Begin Records
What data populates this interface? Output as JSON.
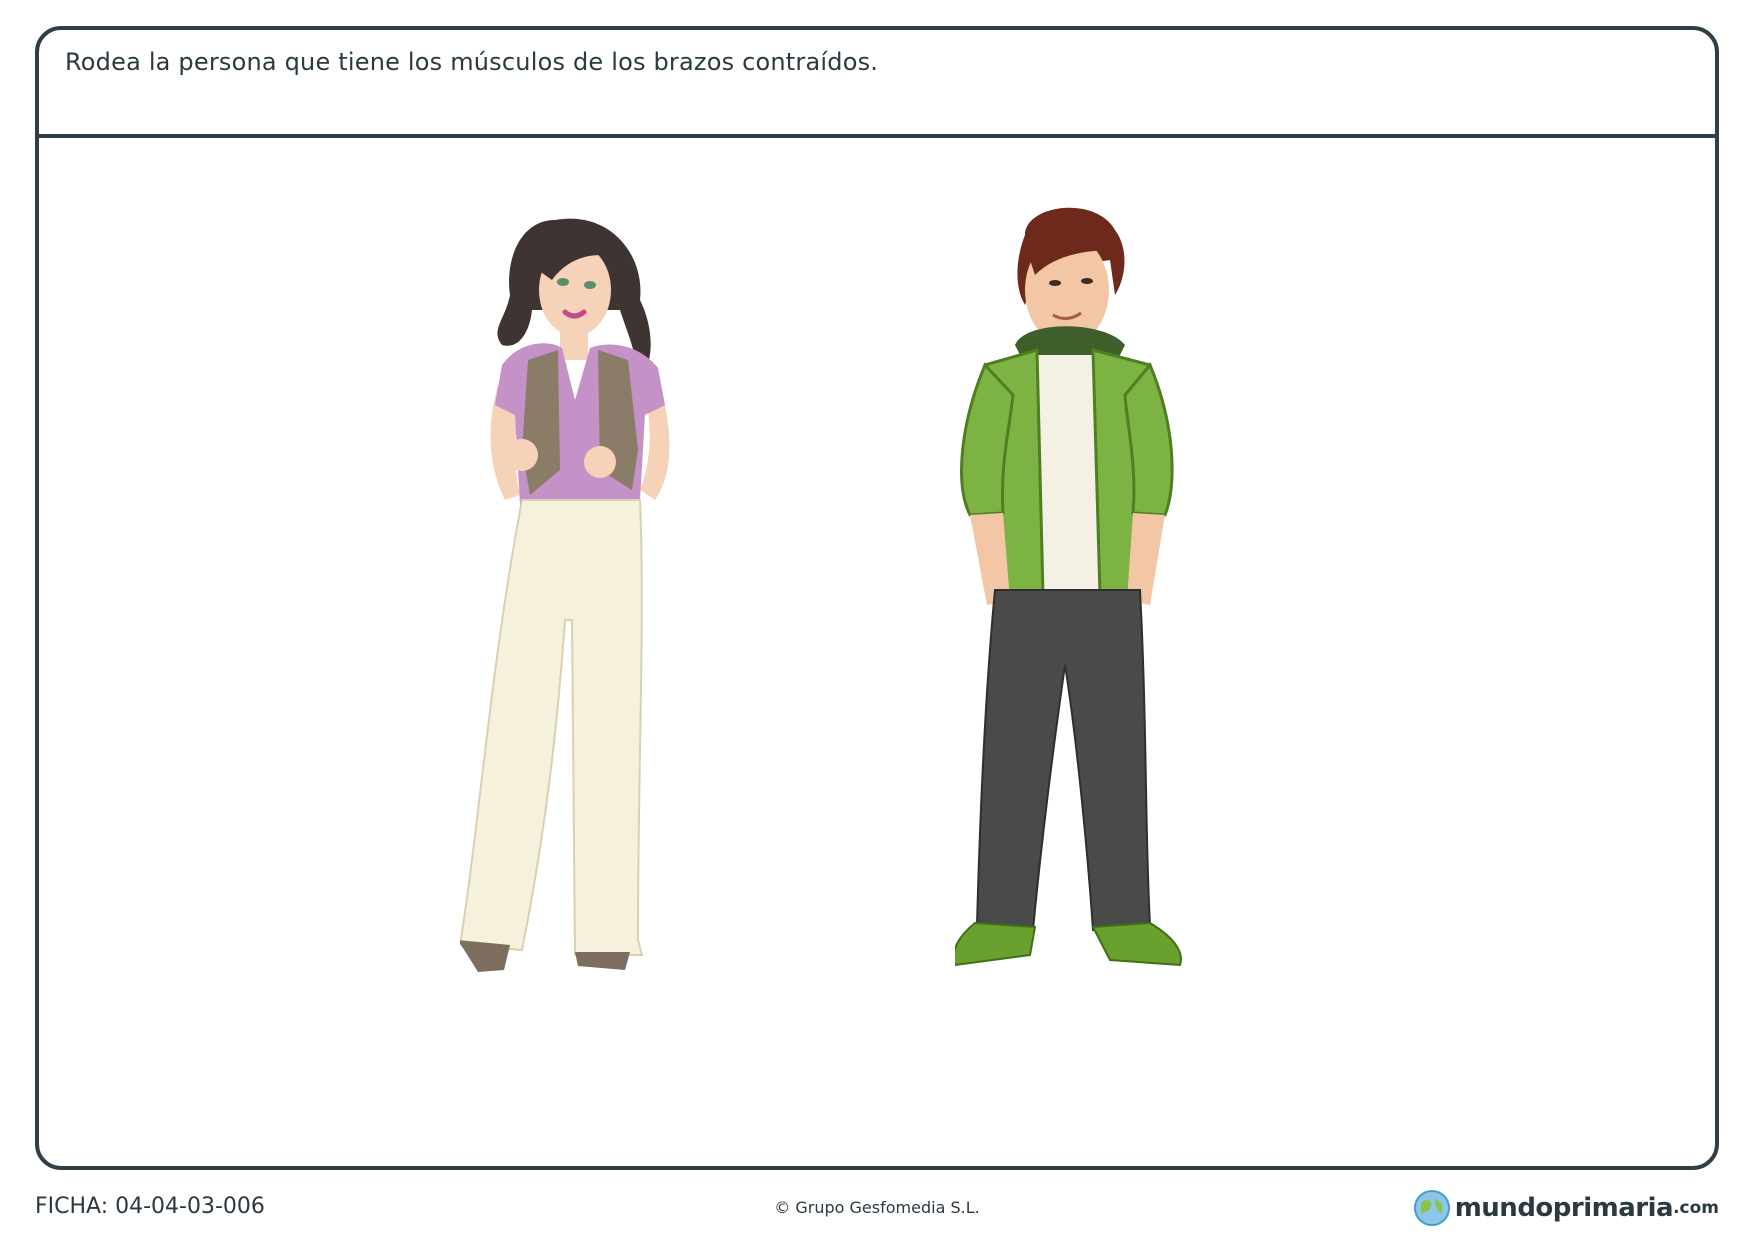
{
  "worksheet": {
    "instruction": "Rodea la persona que tiene los músculos de los brazos contraídos.",
    "figures": [
      {
        "name": "girl",
        "colors": {
          "top": "#c592c8",
          "vest": "#8a7c66",
          "pants": "#f6f1dc",
          "hair": "#3e3431",
          "skin": "#f6d2b8"
        }
      },
      {
        "name": "boy",
        "colors": {
          "jacket": "#7cb342",
          "shirt": "#f4f1e4",
          "pants": "#4a4a4a",
          "hair": "#6d2a1c",
          "shoes": "#6aa12e",
          "skin": "#f3c6a5"
        }
      }
    ]
  },
  "footer": {
    "code": "FICHA: 04-04-03-006",
    "copyright": "© Grupo Gesfomedia S.L.",
    "brand_name": "mundoprimaria",
    "brand_tld": ".com"
  },
  "colors": {
    "border": "#2f3f45",
    "text": "#2b3a40"
  },
  "icons": {
    "brand_logo": "globe-icon"
  }
}
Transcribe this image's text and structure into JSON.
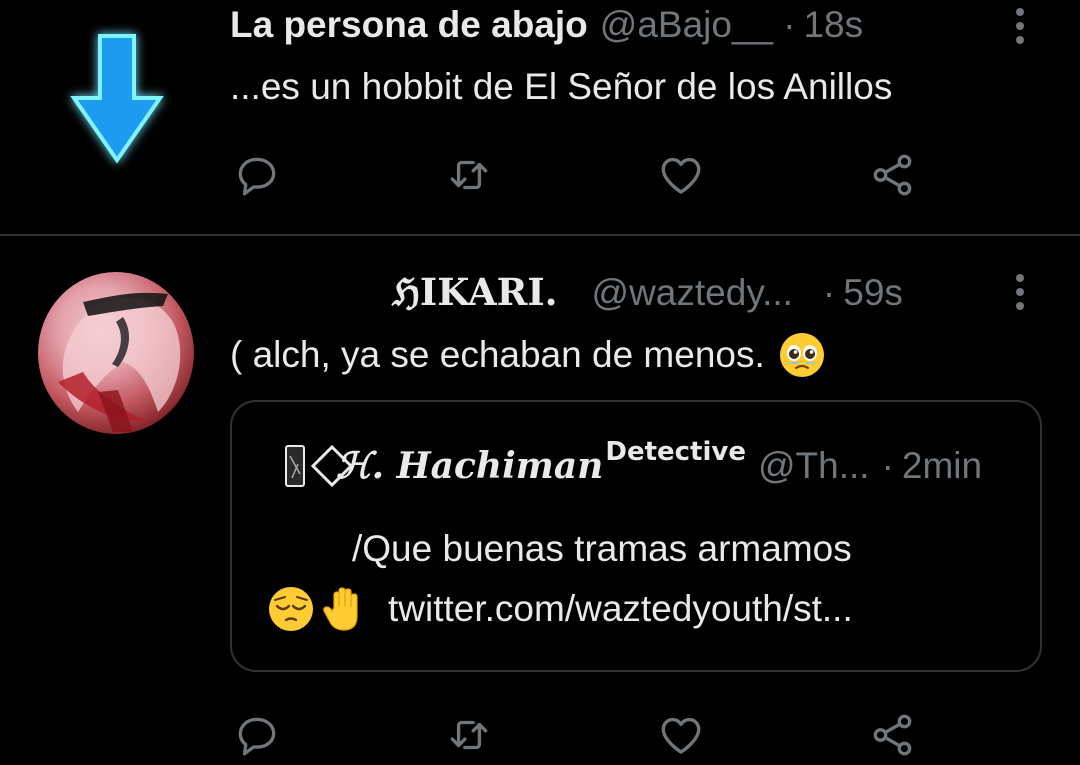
{
  "tweet1": {
    "arrow_icon": "down-arrow-icon",
    "arrow_color": "#1d9bf0",
    "name": "La persona de abajo",
    "handle": "@aBajo__",
    "separator": "·",
    "time": "18s",
    "text": "...es un hobbit de El Señor de los Anillos"
  },
  "tweet2": {
    "name": "ℌIKARI.",
    "handle": "@waztedy...",
    "separator": "·",
    "time": "59s",
    "text": "( alch, ya se echaban de menos.",
    "text_emoji": "pleading-face-icon",
    "quote": {
      "name": "ℋ. Hachiman",
      "badge": "Detective",
      "handle": "@Th...",
      "separator": "·",
      "time": "2min",
      "line1": "/Que buenas tramas armamos",
      "line2_emojis": [
        "pensive-face-icon",
        "raised-hand-icon"
      ],
      "link": "twitter.com/waztedyouth/st..."
    }
  },
  "actions": {
    "icons": [
      "reply-icon",
      "retweet-icon",
      "like-icon",
      "share-icon"
    ],
    "icon_color": "#71767b"
  },
  "colors": {
    "background": "#000000",
    "text_primary": "#e7e9ea",
    "text_secondary": "#71767b",
    "divider": "#2f3336"
  }
}
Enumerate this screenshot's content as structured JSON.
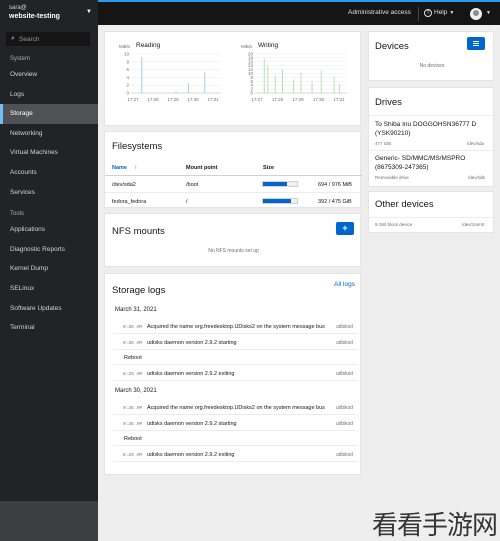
{
  "host": {
    "user": "sara@",
    "name": "website-testing"
  },
  "search": {
    "placeholder": "Search"
  },
  "sidebar": {
    "system_label": "System",
    "system_items": [
      "Overview",
      "Logs",
      "Storage",
      "Networking",
      "Virtual Machines",
      "Accounts",
      "Services"
    ],
    "active": "Storage",
    "tools_label": "Tools",
    "tool_items": [
      "Applications",
      "Diagnostic Reports",
      "Kernel Dump",
      "SELinux",
      "Software Updates",
      "Terminal"
    ]
  },
  "topbar": {
    "admin": "Administrative access",
    "help": "Help"
  },
  "io": {
    "unit": "MiB/s",
    "reading": {
      "label": "Reading",
      "yticks": [
        "10",
        "8",
        "6",
        "4",
        "2",
        "0"
      ],
      "xticks": [
        "17:27",
        "17:28",
        "17:29",
        "17:30",
        "17:31"
      ]
    },
    "writing": {
      "label": "Writing",
      "yticks": [
        "20",
        "18",
        "16",
        "14",
        "12",
        "10",
        "8",
        "6",
        "4",
        "2",
        "0"
      ],
      "xticks": [
        "17:27",
        "17:28",
        "17:29",
        "17:30",
        "17:31"
      ]
    }
  },
  "filesystems": {
    "title": "Filesystems",
    "columns": [
      "Name",
      "Mount point",
      "Size"
    ],
    "rows": [
      {
        "name": "/dev/sda2",
        "mount": "/boot",
        "used": "694 / 976 MiB",
        "fraction": 0.71
      },
      {
        "name": "fedora_fedora",
        "mount": "/",
        "used": "392 / 475 GiB",
        "fraction": 0.82
      }
    ]
  },
  "nfs": {
    "title": "NFS mounts",
    "empty": "No NFS mounts set up",
    "add": "+"
  },
  "logs": {
    "title": "Storage logs",
    "all_link": "All logs",
    "groups": [
      {
        "date": "March 31, 2021",
        "entries": [
          {
            "time": "9:36 AM",
            "msg": "Acquired the name org.freedesktop.UDisks2 on the system message bus",
            "src": "udisksd"
          },
          {
            "time": "9:36 AM",
            "msg": "udisks daemon version 2.9.2 starting",
            "src": "udisksd"
          },
          {
            "time": "",
            "msg": "Reboot",
            "src": ""
          },
          {
            "time": "8:25 AM",
            "msg": "udisks daemon version 2.9.2 exiting",
            "src": "udisksd"
          }
        ]
      },
      {
        "date": "March 30, 2021",
        "entries": [
          {
            "time": "9:36 AM",
            "msg": "Acquired the name org.freedesktop.UDisks2 on the system message bus",
            "src": "udisksd"
          },
          {
            "time": "9:36 AM",
            "msg": "udisks daemon version 2.9.2 starting",
            "src": "udisksd"
          },
          {
            "time": "",
            "msg": "Reboot",
            "src": ""
          },
          {
            "time": "8:25 AM",
            "msg": "udisks daemon version 2.9.2 exiting",
            "src": "udisksd"
          }
        ]
      }
    ]
  },
  "devices": {
    "title": "Devices",
    "empty": "No devices"
  },
  "drives": {
    "title": "Drives",
    "items": [
      {
        "name": "To Shiba Inu DOGGOHSN36777 D (YSK90210)",
        "size": "477 GiB",
        "dev": "/dev/sda"
      },
      {
        "name": "Generic- SD/MMC/MS/MSPRO (8675309-247365)",
        "size": "Removable drive",
        "dev": "/dev/sdb"
      }
    ]
  },
  "other_devices": {
    "title": "Other devices",
    "items": [
      {
        "name": "9 GiB block device",
        "dev": "/dev/zram0"
      }
    ]
  },
  "watermark": "看看手游网",
  "colors": {
    "accent": "#0066cc",
    "sidebar_bg": "#212427",
    "topbar_bg": "#151515",
    "active_indicator": "#73bcf7"
  }
}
End Records
> [Set exercise]: Copy out the data above exactly, except the pictures.

> [Complete output]:
What data populates this interface? Output as JSON.
{
  "worksheet": {
    "instruction": "Rodea la persona que tiene los músculos de los brazos contraídos.",
    "figures": [
      {
        "name": "girl",
        "colors": {
          "top": "#c592c8",
          "vest": "#8a7c66",
          "pants": "#f6f1dc",
          "hair": "#3e3431",
          "skin": "#f6d2b8"
        }
      },
      {
        "name": "boy",
        "colors": {
          "jacket": "#7cb342",
          "shirt": "#f4f1e4",
          "pants": "#4a4a4a",
          "hair": "#6d2a1c",
          "shoes": "#6aa12e",
          "skin": "#f3c6a5"
        }
      }
    ]
  },
  "footer": {
    "code": "FICHA: 04-04-03-006",
    "copyright": "© Grupo Gesfomedia S.L.",
    "brand_name": "mundoprimaria",
    "brand_tld": ".com"
  },
  "colors": {
    "border": "#2f3f45",
    "text": "#2b3a40"
  },
  "icons": {
    "brand_logo": "globe-icon"
  }
}
Transcribe this image's text and structure into JSON.
{
  "tweet1": {
    "arrow_icon": "down-arrow-icon",
    "arrow_color": "#1d9bf0",
    "name": "La persona de abajo",
    "handle": "@aBajo__",
    "separator": "·",
    "time": "18s",
    "text": "...es un hobbit de El Señor de los Anillos"
  },
  "tweet2": {
    "name": "ℌIKARI.",
    "handle": "@waztedy...",
    "separator": "·",
    "time": "59s",
    "text": "( alch, ya se echaban de menos.",
    "text_emoji": "pleading-face-icon",
    "quote": {
      "name": "ℋ. Hachiman",
      "badge": "Detective",
      "handle": "@Th...",
      "separator": "·",
      "time": "2min",
      "line1": "/Que buenas tramas armamos",
      "line2_emojis": [
        "pensive-face-icon",
        "raised-hand-icon"
      ],
      "link": "twitter.com/waztedyouth/st..."
    }
  },
  "actions": {
    "icons": [
      "reply-icon",
      "retweet-icon",
      "like-icon",
      "share-icon"
    ],
    "icon_color": "#71767b"
  },
  "colors": {
    "background": "#000000",
    "text_primary": "#e7e9ea",
    "text_secondary": "#71767b",
    "divider": "#2f3336"
  }
}
Enumerate this screenshot's content as structured JSON.
{
  "host": {
    "user": "sara@",
    "name": "website-testing"
  },
  "search": {
    "placeholder": "Search"
  },
  "sidebar": {
    "system_label": "System",
    "system_items": [
      "Overview",
      "Logs",
      "Storage",
      "Networking",
      "Virtual Machines",
      "Accounts",
      "Services"
    ],
    "active": "Storage",
    "tools_label": "Tools",
    "tool_items": [
      "Applications",
      "Diagnostic Reports",
      "Kernel Dump",
      "SELinux",
      "Software Updates",
      "Terminal"
    ]
  },
  "topbar": {
    "admin": "Administrative access",
    "help": "Help"
  },
  "io": {
    "unit": "MiB/s",
    "reading": {
      "label": "Reading",
      "yticks": [
        "10",
        "8",
        "6",
        "4",
        "2",
        "0"
      ],
      "xticks": [
        "17:27",
        "17:28",
        "17:29",
        "17:30",
        "17:31"
      ]
    },
    "writing": {
      "label": "Writing",
      "yticks": [
        "20",
        "18",
        "16",
        "14",
        "12",
        "10",
        "8",
        "6",
        "4",
        "2",
        "0"
      ],
      "xticks": [
        "17:27",
        "17:28",
        "17:29",
        "17:30",
        "17:31"
      ]
    }
  },
  "filesystems": {
    "title": "Filesystems",
    "columns": [
      "Name",
      "Mount point",
      "Size"
    ],
    "rows": [
      {
        "name": "/dev/sda2",
        "mount": "/boot",
        "used": "694 / 976 MiB",
        "fraction": 0.71
      },
      {
        "name": "fedora_fedora",
        "mount": "/",
        "used": "392 / 475 GiB",
        "fraction": 0.82
      }
    ]
  },
  "nfs": {
    "title": "NFS mounts",
    "empty": "No NFS mounts set up",
    "add": "+"
  },
  "logs": {
    "title": "Storage logs",
    "all_link": "All logs",
    "groups": [
      {
        "date": "March 31, 2021",
        "entries": [
          {
            "time": "9:36 AM",
            "msg": "Acquired the name org.freedesktop.UDisks2 on the system message bus",
            "src": "udisksd"
          },
          {
            "time": "9:36 AM",
            "msg": "udisks daemon version 2.9.2 starting",
            "src": "udisksd"
          },
          {
            "time": "",
            "msg": "Reboot",
            "src": ""
          },
          {
            "time": "8:25 AM",
            "msg": "udisks daemon version 2.9.2 exiting",
            "src": "udisksd"
          }
        ]
      },
      {
        "date": "March 30, 2021",
        "entries": [
          {
            "time": "9:36 AM",
            "msg": "Acquired the name org.freedesktop.UDisks2 on the system message bus",
            "src": "udisksd"
          },
          {
            "time": "9:36 AM",
            "msg": "udisks daemon version 2.9.2 starting",
            "src": "udisksd"
          },
          {
            "time": "",
            "msg": "Reboot",
            "src": ""
          },
          {
            "time": "8:25 AM",
            "msg": "udisks daemon version 2.9.2 exiting",
            "src": "udisksd"
          }
        ]
      }
    ]
  },
  "devices": {
    "title": "Devices",
    "empty": "No devices"
  },
  "drives": {
    "title": "Drives",
    "items": [
      {
        "name": "To Shiba Inu DOGGOHSN36777 D (YSK90210)",
        "size": "477 GiB",
        "dev": "/dev/sda"
      },
      {
        "name": "Generic- SD/MMC/MS/MSPRO (8675309-247365)",
        "size": "Removable drive",
        "dev": "/dev/sdb"
      }
    ]
  },
  "other_devices": {
    "title": "Other devices",
    "items": [
      {
        "name": "9 GiB block device",
        "dev": "/dev/zram0"
      }
    ]
  },
  "watermark": "看看手游网",
  "colors": {
    "accent": "#0066cc",
    "sidebar_bg": "#212427",
    "topbar_bg": "#151515",
    "active_indicator": "#73bcf7"
  }
}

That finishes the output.